-- Problem description --
Search the entries for the word "whole" and pull out each line that has it.

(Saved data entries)
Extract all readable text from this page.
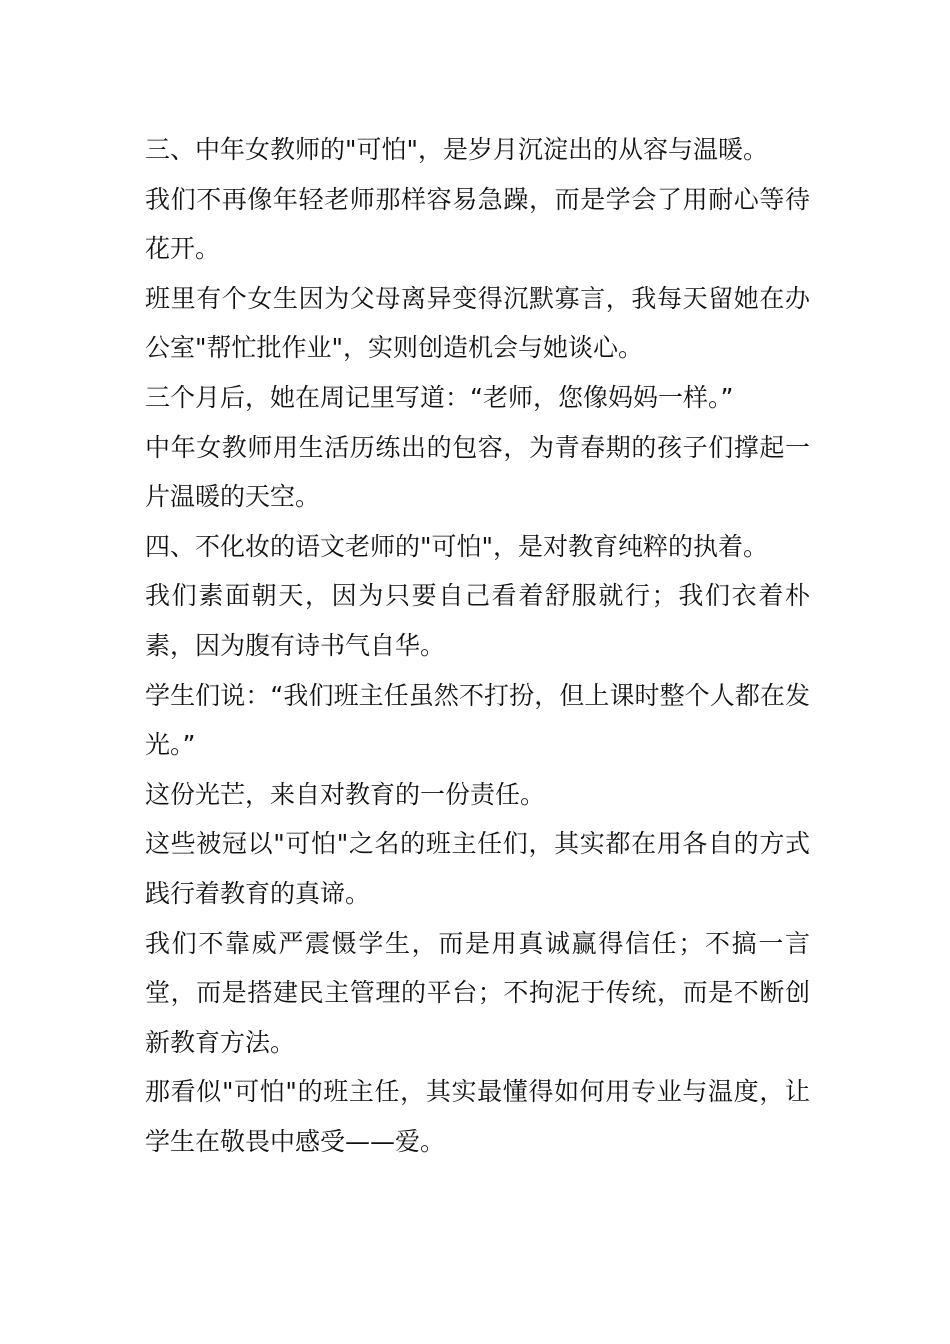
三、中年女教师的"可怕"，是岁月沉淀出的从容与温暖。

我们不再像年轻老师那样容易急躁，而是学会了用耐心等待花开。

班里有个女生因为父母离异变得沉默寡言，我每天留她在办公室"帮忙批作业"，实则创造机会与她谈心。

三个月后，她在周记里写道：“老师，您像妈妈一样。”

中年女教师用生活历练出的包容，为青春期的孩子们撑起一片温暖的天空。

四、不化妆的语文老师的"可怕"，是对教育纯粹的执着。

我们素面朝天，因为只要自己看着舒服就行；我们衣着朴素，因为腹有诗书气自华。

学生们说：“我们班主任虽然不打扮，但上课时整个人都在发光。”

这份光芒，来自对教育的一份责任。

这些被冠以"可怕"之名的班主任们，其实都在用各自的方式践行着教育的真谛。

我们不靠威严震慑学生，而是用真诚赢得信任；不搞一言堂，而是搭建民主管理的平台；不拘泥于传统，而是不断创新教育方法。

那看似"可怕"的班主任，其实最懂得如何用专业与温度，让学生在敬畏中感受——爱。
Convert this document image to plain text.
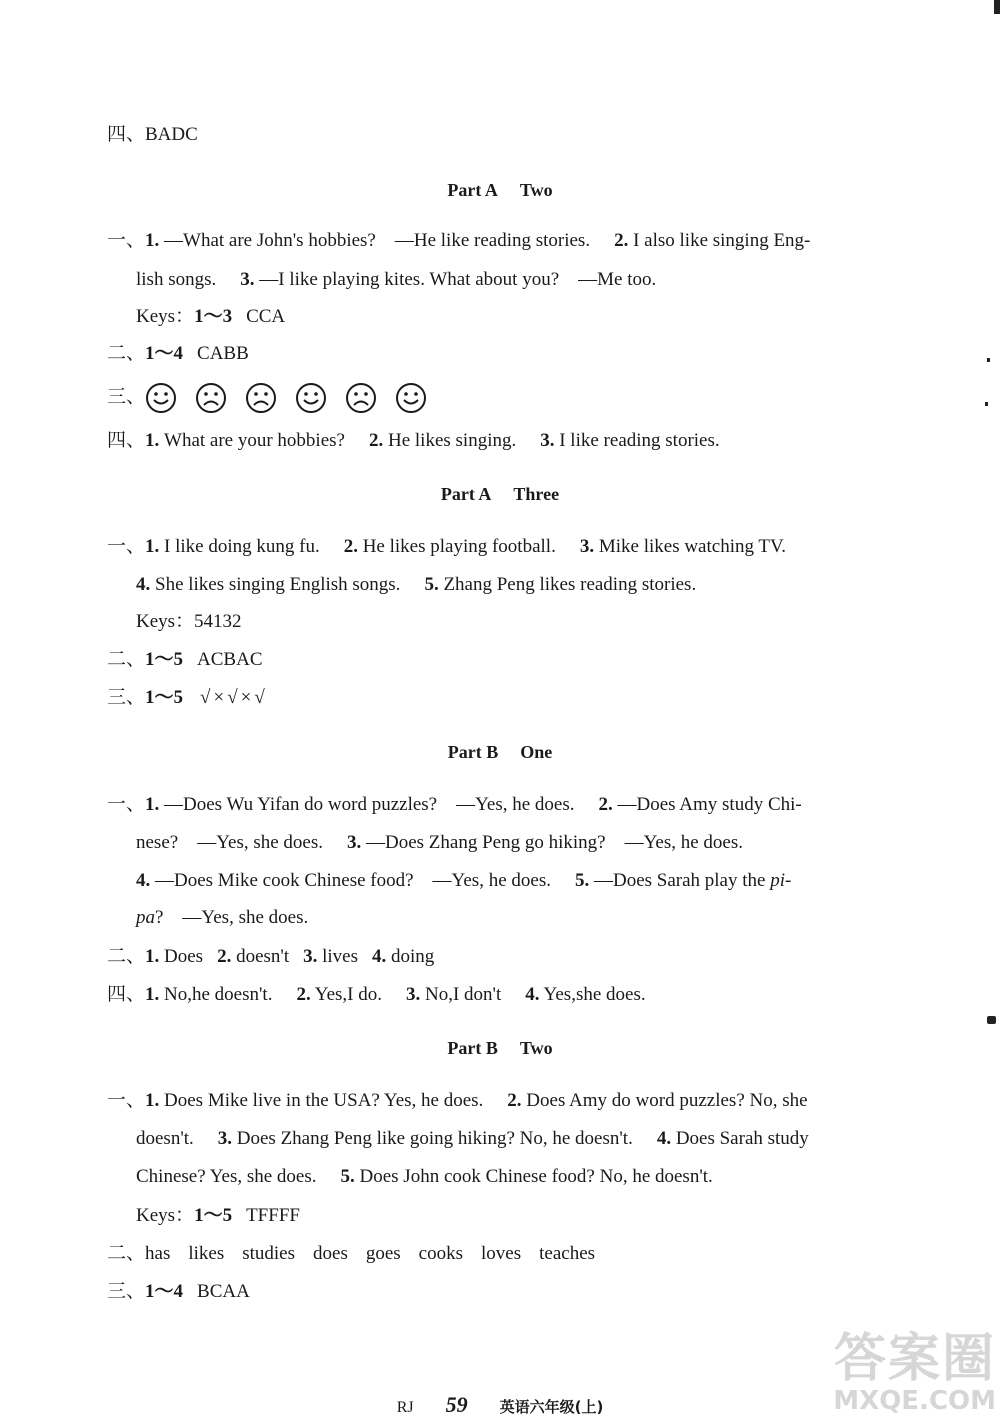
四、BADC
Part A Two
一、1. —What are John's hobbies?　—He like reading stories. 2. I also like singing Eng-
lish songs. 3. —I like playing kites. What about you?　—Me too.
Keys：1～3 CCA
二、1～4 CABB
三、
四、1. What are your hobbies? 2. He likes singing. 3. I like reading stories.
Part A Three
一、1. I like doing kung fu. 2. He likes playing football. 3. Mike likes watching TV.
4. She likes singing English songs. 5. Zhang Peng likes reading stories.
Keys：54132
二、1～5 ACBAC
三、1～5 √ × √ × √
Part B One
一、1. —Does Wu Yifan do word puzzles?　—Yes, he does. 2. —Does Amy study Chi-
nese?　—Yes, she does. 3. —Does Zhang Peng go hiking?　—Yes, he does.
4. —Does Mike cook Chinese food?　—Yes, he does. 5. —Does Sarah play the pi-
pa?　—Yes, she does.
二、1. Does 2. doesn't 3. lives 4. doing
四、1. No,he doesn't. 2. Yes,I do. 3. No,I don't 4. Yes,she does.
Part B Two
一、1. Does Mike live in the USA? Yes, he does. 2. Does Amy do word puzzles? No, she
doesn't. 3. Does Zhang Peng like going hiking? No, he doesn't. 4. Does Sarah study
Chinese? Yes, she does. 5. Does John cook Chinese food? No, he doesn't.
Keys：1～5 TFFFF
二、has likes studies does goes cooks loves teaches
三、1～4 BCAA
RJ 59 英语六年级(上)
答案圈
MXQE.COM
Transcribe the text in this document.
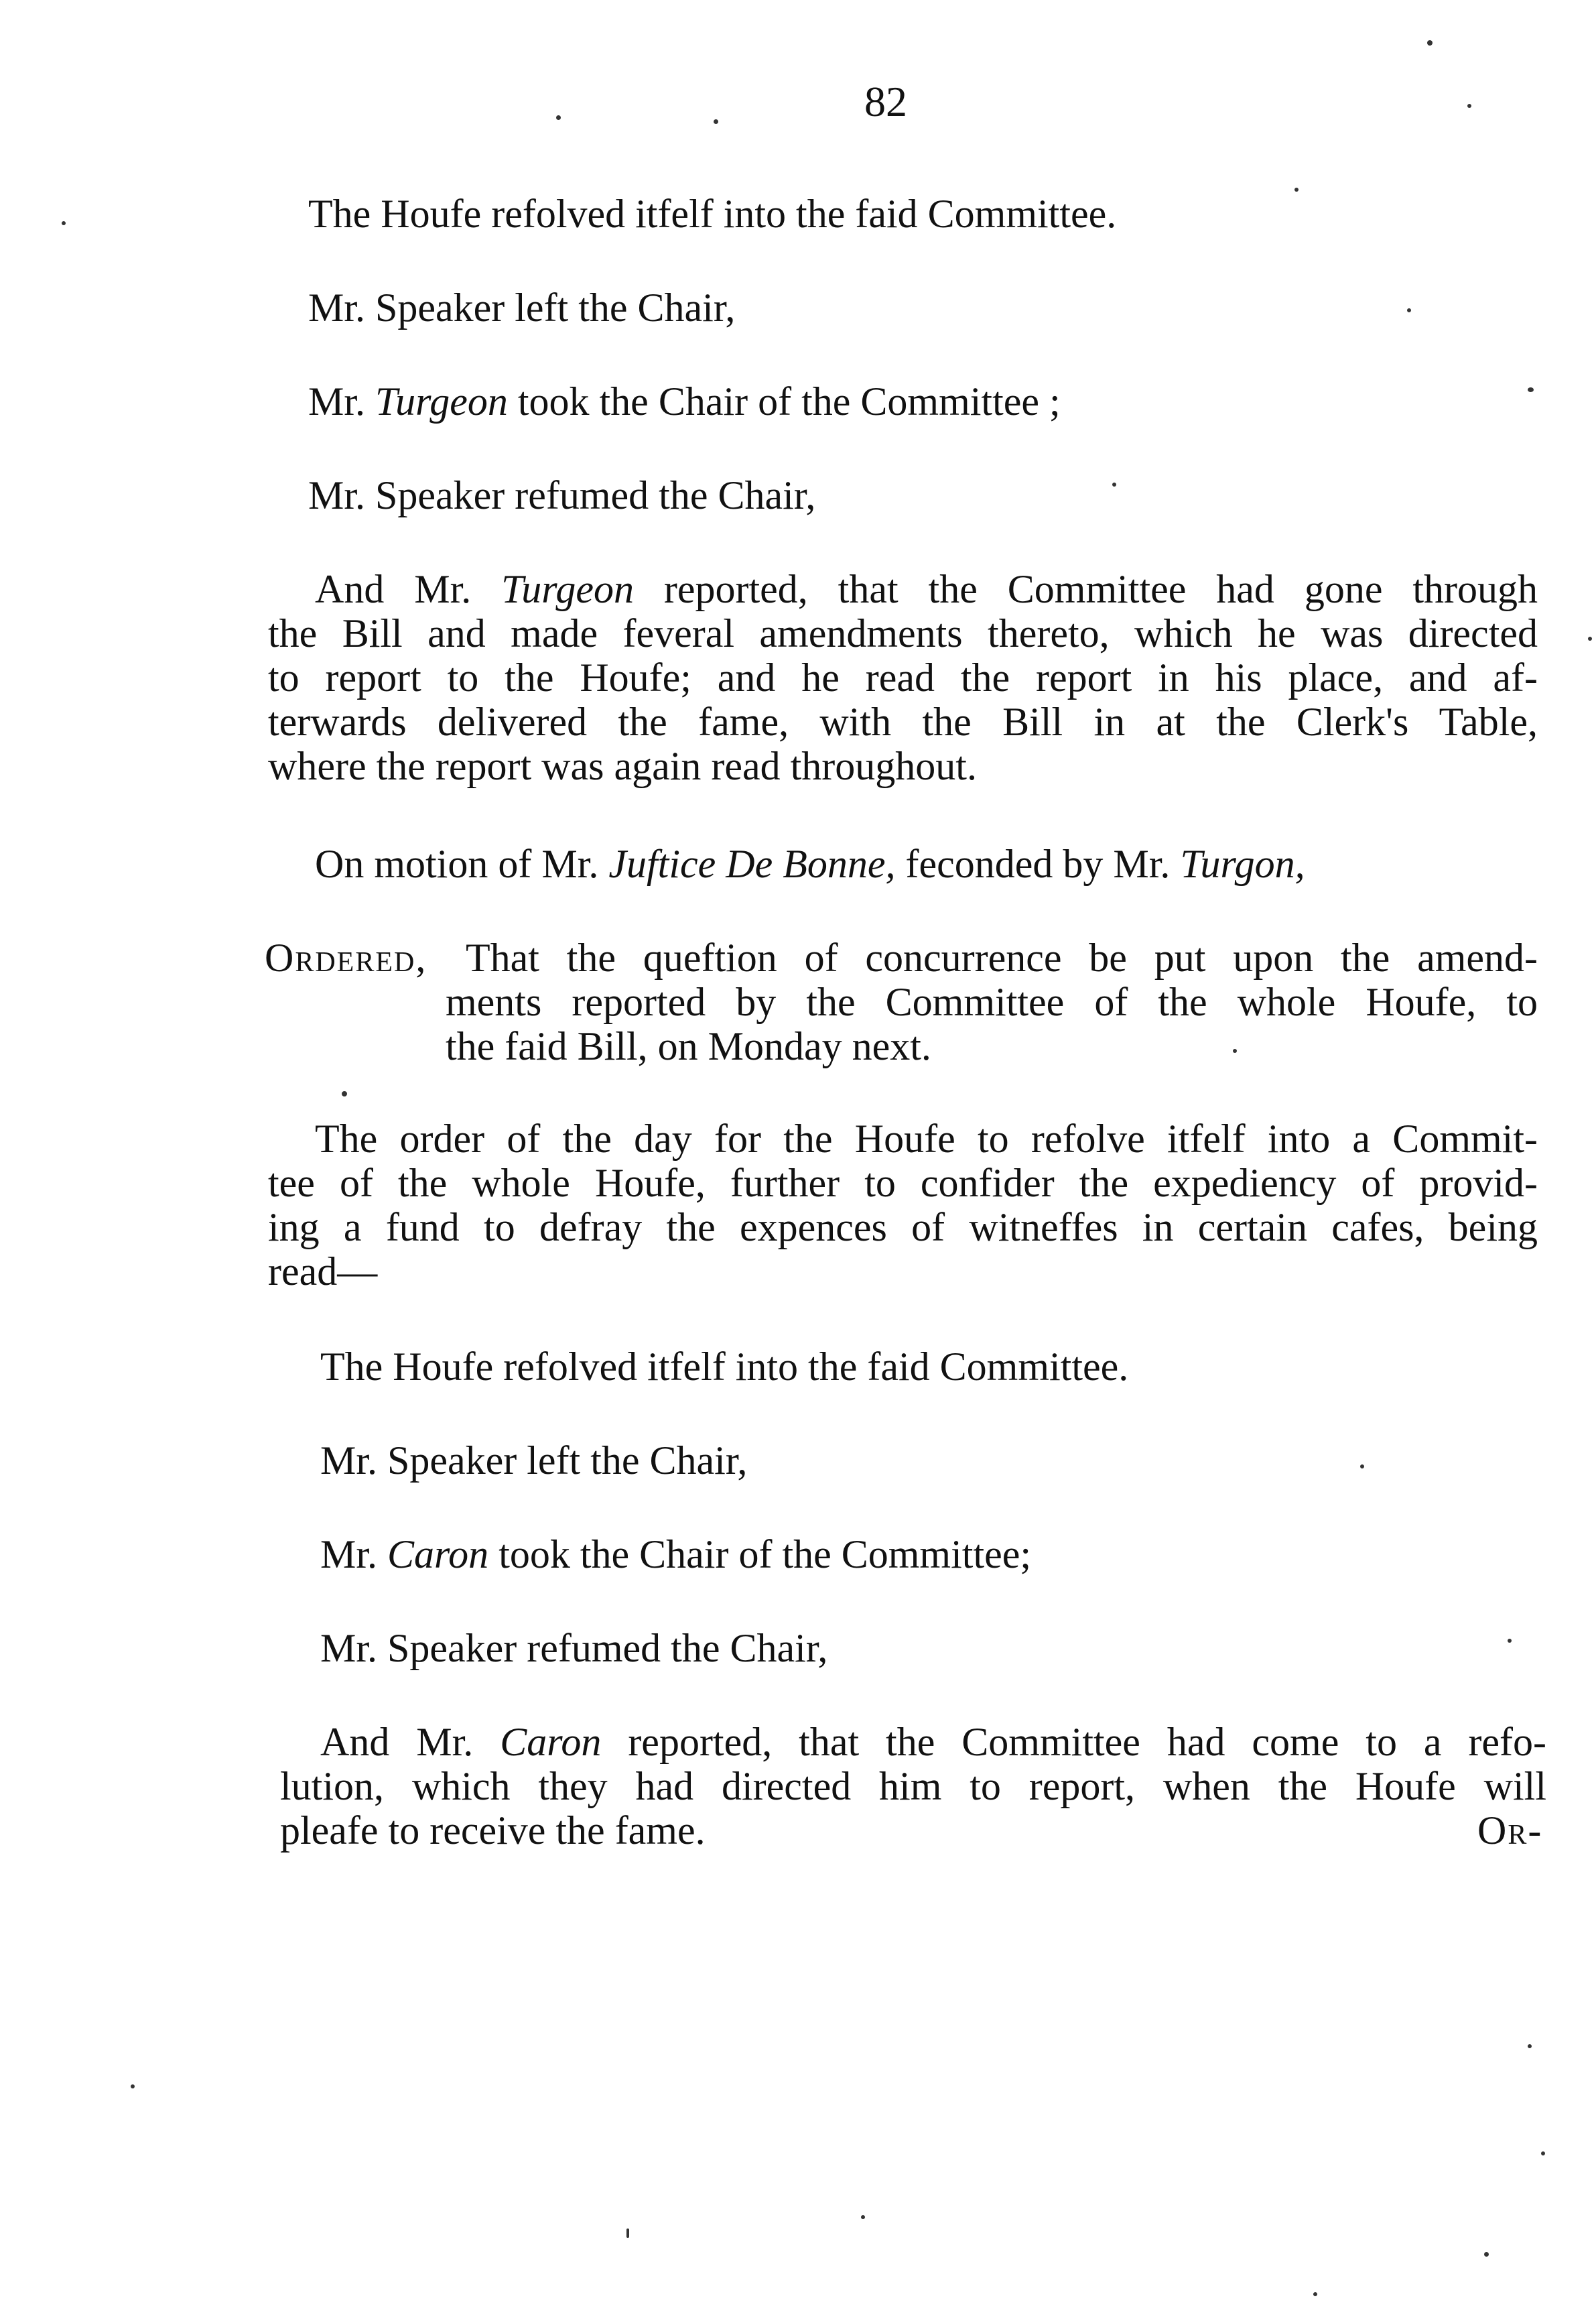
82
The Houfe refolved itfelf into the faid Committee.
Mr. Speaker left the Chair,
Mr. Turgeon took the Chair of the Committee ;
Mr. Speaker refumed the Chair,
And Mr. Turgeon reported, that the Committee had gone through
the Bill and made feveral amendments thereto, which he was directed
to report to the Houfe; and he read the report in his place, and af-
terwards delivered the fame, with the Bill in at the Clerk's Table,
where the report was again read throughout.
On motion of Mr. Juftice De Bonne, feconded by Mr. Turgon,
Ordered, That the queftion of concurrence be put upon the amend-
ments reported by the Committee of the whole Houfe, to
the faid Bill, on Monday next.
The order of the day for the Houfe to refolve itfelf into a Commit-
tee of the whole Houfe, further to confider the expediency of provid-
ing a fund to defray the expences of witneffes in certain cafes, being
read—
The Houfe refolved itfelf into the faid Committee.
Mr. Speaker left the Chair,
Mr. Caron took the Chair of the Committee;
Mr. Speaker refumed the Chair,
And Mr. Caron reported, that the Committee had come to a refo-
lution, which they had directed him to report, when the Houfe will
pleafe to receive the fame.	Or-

-- Complete output --
ments reported by the Committee of the whole Houfe, to
tee of the whole Houfe, further to confider the expediency of provid-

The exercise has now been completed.